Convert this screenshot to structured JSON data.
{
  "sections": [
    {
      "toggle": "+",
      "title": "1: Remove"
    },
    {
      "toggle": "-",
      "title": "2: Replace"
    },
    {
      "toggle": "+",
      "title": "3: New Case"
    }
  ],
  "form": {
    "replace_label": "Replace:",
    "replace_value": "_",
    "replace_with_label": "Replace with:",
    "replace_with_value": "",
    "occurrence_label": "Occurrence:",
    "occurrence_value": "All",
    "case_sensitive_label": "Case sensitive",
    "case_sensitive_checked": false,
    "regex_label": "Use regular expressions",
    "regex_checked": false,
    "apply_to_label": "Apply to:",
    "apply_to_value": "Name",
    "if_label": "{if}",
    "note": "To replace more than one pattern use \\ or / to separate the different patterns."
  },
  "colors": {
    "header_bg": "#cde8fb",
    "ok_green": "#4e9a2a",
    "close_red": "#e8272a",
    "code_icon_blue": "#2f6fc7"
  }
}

Task instructions: Reproduce the full listing exactly.

Correct response:
Convert this screenshot to structured JSON data.
{
  "sections": [
    {
      "toggle": "+",
      "title": "1: Remove"
    },
    {
      "toggle": "-",
      "title": "2: Replace"
    },
    {
      "toggle": "+",
      "title": "3: New Case"
    }
  ],
  "form": {
    "replace_label": "Replace:",
    "replace_value": "_",
    "replace_with_label": "Replace with:",
    "replace_with_value": "",
    "occurrence_label": "Occurrence:",
    "occurrence_value": "All",
    "case_sensitive_label": "Case sensitive",
    "case_sensitive_checked": false,
    "regex_label": "Use regular expressions",
    "regex_checked": false,
    "apply_to_label": "Apply to:",
    "apply_to_value": "Name",
    "if_label": "{if}",
    "note": "To replace more than one pattern use \\ or / to separate the different patterns."
  },
  "colors": {
    "header_bg": "#cde8fb",
    "ok_green": "#4e9a2a",
    "close_red": "#e8272a",
    "code_icon_blue": "#2f6fc7"
  }
}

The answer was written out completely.